[Collected data entries]

· · · · · · ·

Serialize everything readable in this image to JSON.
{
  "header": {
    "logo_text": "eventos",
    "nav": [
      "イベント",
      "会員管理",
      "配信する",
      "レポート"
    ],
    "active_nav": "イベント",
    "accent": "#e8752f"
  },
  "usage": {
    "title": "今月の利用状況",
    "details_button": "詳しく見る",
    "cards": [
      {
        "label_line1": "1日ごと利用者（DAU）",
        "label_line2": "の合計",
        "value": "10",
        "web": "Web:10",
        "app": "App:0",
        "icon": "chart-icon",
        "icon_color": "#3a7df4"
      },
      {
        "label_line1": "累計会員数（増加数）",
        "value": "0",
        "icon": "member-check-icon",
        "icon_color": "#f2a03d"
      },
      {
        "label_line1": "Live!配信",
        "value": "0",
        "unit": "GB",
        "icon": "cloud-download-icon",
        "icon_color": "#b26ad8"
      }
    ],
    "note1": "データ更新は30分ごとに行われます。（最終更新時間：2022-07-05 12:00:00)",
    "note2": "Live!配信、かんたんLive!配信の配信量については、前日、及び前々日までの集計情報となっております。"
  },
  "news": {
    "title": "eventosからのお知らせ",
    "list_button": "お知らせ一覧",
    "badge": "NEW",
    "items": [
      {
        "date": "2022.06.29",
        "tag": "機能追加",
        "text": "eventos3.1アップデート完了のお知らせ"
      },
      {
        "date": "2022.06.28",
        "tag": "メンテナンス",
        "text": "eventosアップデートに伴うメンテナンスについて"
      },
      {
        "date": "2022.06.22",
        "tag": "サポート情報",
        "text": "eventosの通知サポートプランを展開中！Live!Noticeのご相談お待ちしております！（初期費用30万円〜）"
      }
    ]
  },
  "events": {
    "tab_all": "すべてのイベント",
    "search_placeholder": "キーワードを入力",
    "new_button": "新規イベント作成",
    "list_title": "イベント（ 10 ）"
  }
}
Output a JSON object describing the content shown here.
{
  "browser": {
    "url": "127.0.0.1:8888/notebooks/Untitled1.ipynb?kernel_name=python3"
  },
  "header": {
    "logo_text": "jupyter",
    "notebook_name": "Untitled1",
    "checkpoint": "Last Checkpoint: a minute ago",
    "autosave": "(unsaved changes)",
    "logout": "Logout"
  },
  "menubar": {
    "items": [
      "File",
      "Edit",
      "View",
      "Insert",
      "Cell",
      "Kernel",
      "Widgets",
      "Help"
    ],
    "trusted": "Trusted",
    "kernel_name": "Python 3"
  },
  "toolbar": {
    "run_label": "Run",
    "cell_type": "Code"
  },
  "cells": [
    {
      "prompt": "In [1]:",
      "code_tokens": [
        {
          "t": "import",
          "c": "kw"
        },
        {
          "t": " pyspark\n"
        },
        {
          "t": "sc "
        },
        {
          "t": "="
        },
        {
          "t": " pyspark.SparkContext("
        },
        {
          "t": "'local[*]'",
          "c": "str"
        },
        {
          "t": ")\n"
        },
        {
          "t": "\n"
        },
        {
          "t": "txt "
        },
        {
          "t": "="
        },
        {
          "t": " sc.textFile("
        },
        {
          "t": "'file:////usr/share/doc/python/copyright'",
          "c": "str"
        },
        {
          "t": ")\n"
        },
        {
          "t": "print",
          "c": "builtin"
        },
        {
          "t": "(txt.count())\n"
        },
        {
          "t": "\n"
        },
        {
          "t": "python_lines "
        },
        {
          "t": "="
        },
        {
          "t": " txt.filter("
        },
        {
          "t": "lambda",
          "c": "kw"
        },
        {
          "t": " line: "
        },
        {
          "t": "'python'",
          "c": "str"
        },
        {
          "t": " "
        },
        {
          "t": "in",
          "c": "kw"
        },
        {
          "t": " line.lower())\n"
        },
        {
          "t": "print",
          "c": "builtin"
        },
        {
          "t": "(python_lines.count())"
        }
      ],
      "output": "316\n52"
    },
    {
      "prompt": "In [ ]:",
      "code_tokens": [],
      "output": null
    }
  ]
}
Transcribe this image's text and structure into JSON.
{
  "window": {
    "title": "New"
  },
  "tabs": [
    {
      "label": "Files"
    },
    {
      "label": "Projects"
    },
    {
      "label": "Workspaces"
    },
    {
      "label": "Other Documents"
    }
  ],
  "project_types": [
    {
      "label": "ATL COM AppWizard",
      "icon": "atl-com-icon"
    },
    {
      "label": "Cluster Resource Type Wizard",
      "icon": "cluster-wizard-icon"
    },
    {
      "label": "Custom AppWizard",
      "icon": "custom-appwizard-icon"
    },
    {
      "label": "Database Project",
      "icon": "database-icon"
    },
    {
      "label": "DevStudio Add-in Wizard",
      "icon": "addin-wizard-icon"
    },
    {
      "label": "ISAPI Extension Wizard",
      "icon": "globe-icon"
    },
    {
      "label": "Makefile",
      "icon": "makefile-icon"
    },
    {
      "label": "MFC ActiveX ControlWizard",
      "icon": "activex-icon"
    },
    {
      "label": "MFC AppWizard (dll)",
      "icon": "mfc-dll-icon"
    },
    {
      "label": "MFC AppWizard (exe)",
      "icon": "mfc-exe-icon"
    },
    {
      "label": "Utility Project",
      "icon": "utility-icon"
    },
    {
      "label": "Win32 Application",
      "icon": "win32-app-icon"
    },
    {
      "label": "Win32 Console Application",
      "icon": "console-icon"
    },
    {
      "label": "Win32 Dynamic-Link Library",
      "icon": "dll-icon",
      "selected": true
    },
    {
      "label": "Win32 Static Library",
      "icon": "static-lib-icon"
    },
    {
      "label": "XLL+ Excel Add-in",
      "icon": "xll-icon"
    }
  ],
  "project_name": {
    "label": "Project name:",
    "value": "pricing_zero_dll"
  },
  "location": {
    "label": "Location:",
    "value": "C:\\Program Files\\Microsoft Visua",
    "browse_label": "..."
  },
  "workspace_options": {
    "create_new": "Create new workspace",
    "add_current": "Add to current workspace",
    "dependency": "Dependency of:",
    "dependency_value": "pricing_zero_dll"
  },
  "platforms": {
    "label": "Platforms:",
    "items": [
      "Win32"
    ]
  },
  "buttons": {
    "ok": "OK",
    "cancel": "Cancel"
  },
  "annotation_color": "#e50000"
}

· · · · · · ·

[TASK TO COMPLETE] Write the number of lines containing the word "JSON" and nothing besides it.

[EXERCISE SOLUTION] 3